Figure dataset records
****************

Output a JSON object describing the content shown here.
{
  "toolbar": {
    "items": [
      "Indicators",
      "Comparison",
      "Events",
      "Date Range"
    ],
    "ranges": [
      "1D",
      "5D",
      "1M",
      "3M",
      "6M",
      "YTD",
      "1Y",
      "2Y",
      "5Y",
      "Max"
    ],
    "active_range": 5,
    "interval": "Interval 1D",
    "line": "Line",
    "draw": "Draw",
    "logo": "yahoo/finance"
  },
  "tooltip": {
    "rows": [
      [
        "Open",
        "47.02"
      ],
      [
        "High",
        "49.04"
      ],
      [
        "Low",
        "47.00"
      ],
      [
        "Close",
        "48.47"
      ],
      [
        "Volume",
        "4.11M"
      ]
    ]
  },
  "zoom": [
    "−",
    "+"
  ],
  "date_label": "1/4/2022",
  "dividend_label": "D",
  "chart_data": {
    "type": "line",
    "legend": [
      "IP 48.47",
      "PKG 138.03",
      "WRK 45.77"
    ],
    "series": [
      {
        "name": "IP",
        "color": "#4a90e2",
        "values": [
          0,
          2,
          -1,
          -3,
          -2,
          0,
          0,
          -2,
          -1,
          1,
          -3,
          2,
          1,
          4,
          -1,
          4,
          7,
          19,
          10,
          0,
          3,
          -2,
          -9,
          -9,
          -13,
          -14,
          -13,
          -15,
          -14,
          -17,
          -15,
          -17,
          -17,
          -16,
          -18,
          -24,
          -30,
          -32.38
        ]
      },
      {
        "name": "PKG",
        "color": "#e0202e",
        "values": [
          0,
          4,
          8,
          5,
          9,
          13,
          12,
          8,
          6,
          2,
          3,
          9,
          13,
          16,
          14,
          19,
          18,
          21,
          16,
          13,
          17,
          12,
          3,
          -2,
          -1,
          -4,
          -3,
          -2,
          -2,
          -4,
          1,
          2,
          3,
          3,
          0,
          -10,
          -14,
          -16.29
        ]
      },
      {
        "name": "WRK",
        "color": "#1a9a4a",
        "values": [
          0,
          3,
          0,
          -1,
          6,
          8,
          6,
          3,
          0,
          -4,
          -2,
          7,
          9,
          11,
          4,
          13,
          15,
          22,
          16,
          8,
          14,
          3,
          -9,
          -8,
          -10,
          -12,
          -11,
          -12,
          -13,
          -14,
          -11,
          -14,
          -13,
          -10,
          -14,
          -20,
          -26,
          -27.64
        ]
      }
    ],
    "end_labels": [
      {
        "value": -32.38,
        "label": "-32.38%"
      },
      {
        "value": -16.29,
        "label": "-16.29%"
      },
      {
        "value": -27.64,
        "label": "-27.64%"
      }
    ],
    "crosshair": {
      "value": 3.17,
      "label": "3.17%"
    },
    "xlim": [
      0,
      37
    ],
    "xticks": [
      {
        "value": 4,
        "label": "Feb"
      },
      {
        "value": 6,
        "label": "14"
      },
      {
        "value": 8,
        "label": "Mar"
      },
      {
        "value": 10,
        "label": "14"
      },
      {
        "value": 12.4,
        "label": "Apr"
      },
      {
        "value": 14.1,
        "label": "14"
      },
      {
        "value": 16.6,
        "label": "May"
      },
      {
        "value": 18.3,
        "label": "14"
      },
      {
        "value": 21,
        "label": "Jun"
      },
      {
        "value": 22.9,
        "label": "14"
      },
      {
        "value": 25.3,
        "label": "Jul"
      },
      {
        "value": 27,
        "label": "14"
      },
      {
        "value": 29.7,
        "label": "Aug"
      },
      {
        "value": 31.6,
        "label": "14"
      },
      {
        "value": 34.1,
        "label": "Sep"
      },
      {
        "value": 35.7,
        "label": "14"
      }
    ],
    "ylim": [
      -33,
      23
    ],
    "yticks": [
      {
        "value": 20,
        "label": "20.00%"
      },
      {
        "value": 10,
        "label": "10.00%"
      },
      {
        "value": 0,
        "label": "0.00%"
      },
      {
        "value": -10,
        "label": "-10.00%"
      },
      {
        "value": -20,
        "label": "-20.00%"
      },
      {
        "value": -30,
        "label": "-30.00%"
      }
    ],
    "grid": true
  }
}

****************

● Problem to solve
Find how many lines in the material hold the word "color" and state that number alone.

● Expected answer
3